DOCUMENT EXTRACT »

* start *

Is it possible to talk about monastic women writers without discussing community? Even the collaborative efforts by which so many monastic women’s texts were created and handed down bring the community context and influence to the foreground.
And they give us our general idea of “monastic community”: nuns in their black or gray habits, singing the Divine Office together every day, recording the revelations reported by a particularly special community member.
But this is a purposefully distorted picture. The community of people within a monastery included a variety of servants and lay sisters (or brothers). Lay sisters, sometimes known as conversae, professed similar vows to choir nuns, but their mode of religious life was strictly providing manual labor for the convent. Joining the convent from the rural peasantry or urban lower classes, they did not sing the liturgy, meditate over books and images, or even learn to read at all.
Monastic women authors, so often keen on preserving the words of their (choir) sisters, show little interest in the inner lives of their servants and lay sisters. Authors of the Schwesternbücher from fourteenth-century Germany, especially Elsbeth Stagel of Töss and Katharina von Gebersweiler, offer miniature hagiographies of exceptional lay sisters like Gertrude of Saxony (with all the attendant questions about whether these connect to reality, or to the choir sister’s ideal). The brilliant and courageous Caritas Pirckheimer, prioress of the Dominican Katharinenkloster during the Reformation, is a rare case of referring to some servants by name. But even she writes of the city in the clutch of Reformers:
“Sometimes rather angry, audacious fellows surrounded the cloister and threatened our servants that they were about to attack the cloister on that very night, so we were very afraid and worried and could hardly sleep from fear.” [1]
Pirckheimer tells us the what that happened to the servants, but both the “we” and the emotional reaction (it is clear in context) only apply to the choir sisters.

* end *

Image element box records »
* start *

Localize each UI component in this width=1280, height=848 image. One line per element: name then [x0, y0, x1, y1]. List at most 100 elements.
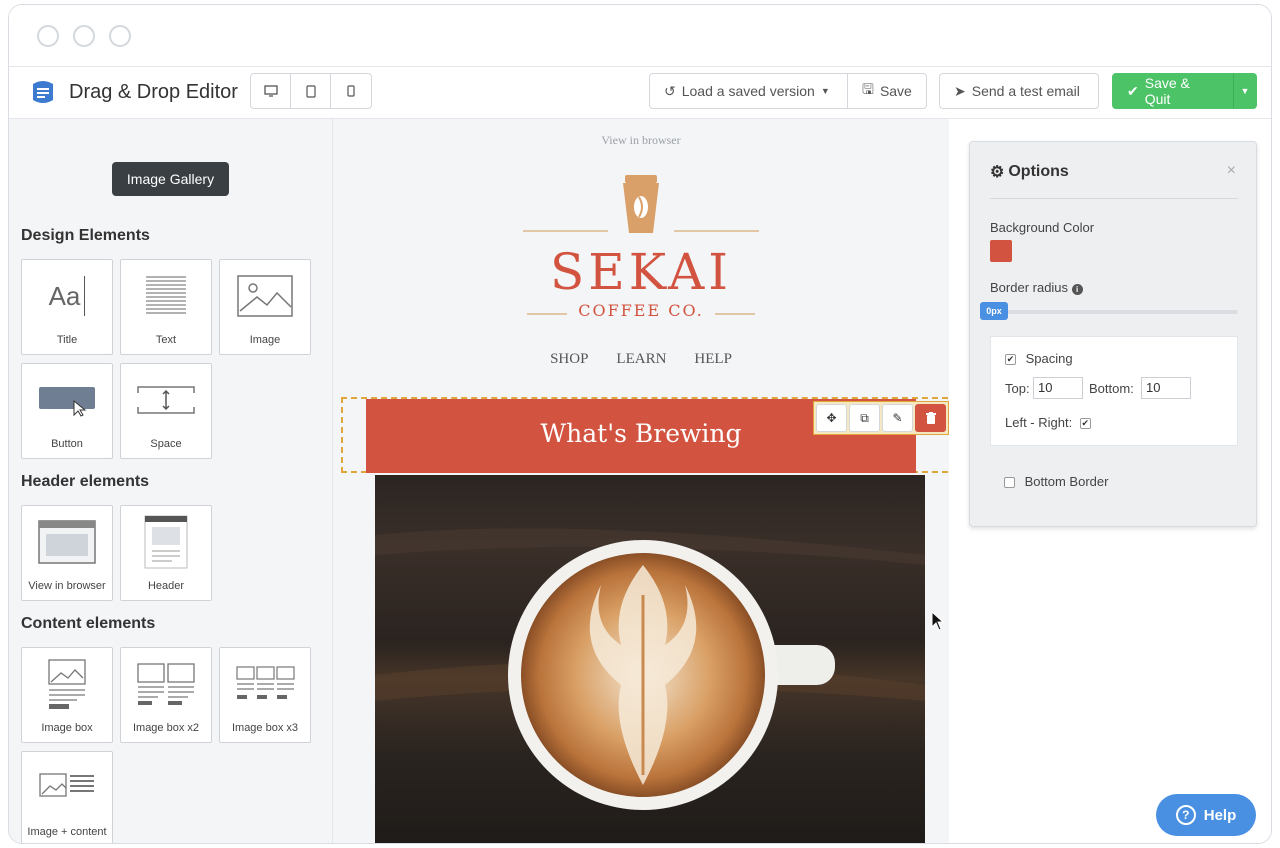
spacing-toggle[interactable]: ✔ Spacing [1005, 351, 1073, 366]
mobile-view-button[interactable] [331, 74, 371, 108]
spacing-top-input[interactable]: 10 [1033, 377, 1083, 399]
mobile-icon [347, 85, 355, 97]
tile-label: Image box x2 [132, 722, 200, 734]
text-element-icon [121, 270, 211, 322]
top-label: Top: [1005, 381, 1030, 396]
border-radius-slider-handle[interactable]: 0px [980, 302, 1008, 320]
nav-link-help[interactable]: HELP [694, 351, 732, 368]
window-close-button[interactable] [37, 25, 59, 47]
delete-block-button[interactable] [915, 404, 946, 432]
left-right-label: Left - Right: [1005, 415, 1073, 430]
border-radius-text: Border radius [990, 280, 1069, 295]
tile-label: View in browser [28, 580, 106, 592]
tile-label: Space [150, 438, 182, 450]
logo-rule [523, 230, 608, 232]
brand-name: SEKAI [550, 243, 732, 301]
image-box-icon [22, 658, 112, 710]
save-button[interactable]: 🖫 Save [847, 73, 927, 109]
send-test-email-label: Send a test email [971, 83, 1080, 99]
left-right-checkbox[interactable]: ✔ [1079, 418, 1091, 430]
paper-plane-icon: ➤ [954, 82, 966, 99]
tile-label: Header [147, 580, 185, 592]
tile-image-box-x2[interactable]: Image box x2 [120, 647, 212, 743]
header-elements-heading: Header elements [21, 473, 150, 490]
save-and-quit-button[interactable]: ✔ Save & Quit [1112, 73, 1234, 109]
tile-space[interactable]: Space [120, 363, 212, 459]
image-box-x3-icon [220, 658, 310, 710]
bottom-border-label: Bottom Border [1024, 474, 1109, 489]
app-window: Drag & Drop Editor ↺ Load a saved versio… [8, 4, 1272, 844]
tile-image-box[interactable]: Image box [21, 647, 113, 743]
question-icon: ? [1175, 805, 1196, 825]
background-color-label: Background Color [990, 220, 1095, 235]
desktop-view-button[interactable] [251, 74, 291, 108]
duplicate-block-button[interactable]: ⧉ [849, 404, 880, 432]
options-sidebar: ⚙ Options × Background Color Border radi… [931, 119, 1271, 843]
elements-sidebar: Image Gallery Design Elements Aa Title T… [9, 119, 333, 843]
tile-button[interactable]: Button [21, 363, 113, 459]
button-element-icon [22, 374, 112, 426]
tile-title[interactable]: Aa Title [21, 259, 113, 355]
window-minimize-button[interactable] [73, 25, 95, 47]
send-test-email-button[interactable]: ➤ Send a test email [939, 73, 1099, 109]
tablet-icon [305, 84, 316, 98]
border-radius-label: Border radius i [990, 280, 1083, 295]
gear-icon: ⚙ [990, 164, 1005, 181]
info-icon[interactable]: i [1071, 284, 1083, 295]
bottom-label: Bottom: [1089, 381, 1134, 396]
tile-label: Image + content [27, 826, 107, 838]
tile-text[interactable]: Text [120, 259, 212, 355]
edit-block-button[interactable]: ✎ [882, 404, 913, 432]
nav-link-shop[interactable]: SHOP [550, 351, 588, 368]
latte-art-image [375, 528, 925, 810]
caret-down-icon: ▼ [1240, 86, 1250, 96]
mouse-cursor-icon [931, 611, 945, 631]
app-title: Drag & Drop Editor [69, 81, 238, 103]
tile-label: Button [51, 438, 83, 450]
logo-rule [674, 230, 759, 232]
tile-label: Image box [41, 722, 93, 734]
image-gallery-button[interactable]: Image Gallery [112, 162, 229, 196]
tile-view-in-browser[interactable]: View in browser [21, 505, 113, 601]
move-icon: ✥ [826, 411, 837, 425]
background-color-swatch[interactable] [990, 240, 1012, 262]
design-elements-heading: Design Elements [21, 227, 150, 244]
spacing-label: Spacing [1025, 351, 1073, 366]
help-button[interactable]: ? Help [1156, 794, 1256, 836]
border-radius-slider-track[interactable] [990, 310, 1238, 314]
nav-link-learn[interactable]: LEARN [616, 351, 666, 368]
tile-label: Image [249, 334, 281, 346]
options-heading: ⚙ Options [990, 162, 1069, 182]
trash-icon [925, 412, 936, 424]
tile-label: Text [155, 334, 177, 346]
bottom-border-checkbox[interactable] [1004, 477, 1015, 489]
tile-image[interactable]: Image [219, 259, 311, 355]
load-saved-version-button[interactable]: ↺ Load a saved version ▼ [649, 73, 848, 109]
left-right-toggle[interactable]: Left - Right: ✔ [1005, 415, 1091, 430]
coffee-cup-icon [623, 175, 659, 233]
window-maximize-button[interactable] [109, 25, 131, 47]
tile-header[interactable]: Header [120, 505, 212, 601]
brand-logo[interactable]: SEKAI COFFEE CO. [523, 175, 759, 325]
close-options-button[interactable]: × [1227, 162, 1236, 180]
spacing-checkbox[interactable]: ✔ [1005, 354, 1016, 366]
options-panel: ⚙ Options × Background Color Border radi… [969, 141, 1257, 527]
tile-label: Title [56, 334, 78, 346]
view-in-browser-link[interactable]: View in browser [333, 133, 949, 148]
save-options-dropdown[interactable]: ▼ [1233, 73, 1257, 109]
image-box-x2-icon [121, 658, 211, 710]
move-block-button[interactable]: ✥ [816, 404, 847, 432]
image-element-icon [220, 270, 310, 322]
title-element-icon: Aa [22, 270, 112, 322]
help-label: Help [1203, 806, 1237, 824]
tablet-view-button[interactable] [291, 74, 331, 108]
tile-label: Image box x3 [231, 722, 299, 734]
coffee-photo[interactable] [375, 475, 925, 843]
spacing-bottom-input[interactable]: 10 [1141, 377, 1191, 399]
tile-image-content[interactable]: Image + content [21, 751, 113, 843]
browser-window-icon [22, 516, 112, 568]
bottom-border-toggle[interactable]: Bottom Border [1004, 474, 1108, 489]
tile-image-box-x3[interactable]: Image box x3 [219, 647, 311, 743]
copy-icon: ⧉ [860, 410, 869, 425]
check-icon: ✔ [1127, 82, 1139, 99]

* end *

WORK TO DO »
- 1) Summarize the passage on monastic women writers in two sentences.
- 2) Please state whether each statement agrees with the passage on monastic women writers, answering yes or no and quoting the deciding words: (a) Lay sisters professed vows similar to those of choir nuns. (b) Caritas Pirckheimer was prioress of a Franciscan convent. (c) Lay sisters meditated over books and images.

SET OF ANSWERS »
- 1) The passage holds that the usual picture of monastic community, with nuns singing the Divine Office together, is distorted, since monasteries also included servants and lay sisters who provided manual labor and did not sing the liturgy or even learn to read. Monastic women authors showed little interest in these people's inner lives, and even Caritas Pirckheimer, a rare case of naming some servants, applied the "we" and the emotional reaction in her account only to the choir sisters.

- 2)
(a) Yes: "professed similar vows to choir nuns"
(b) No: "prioress of the Dominican Katharinenkloster"
(c) No: "they did not sing the liturgy, meditate over books and images, or even learn to read at all"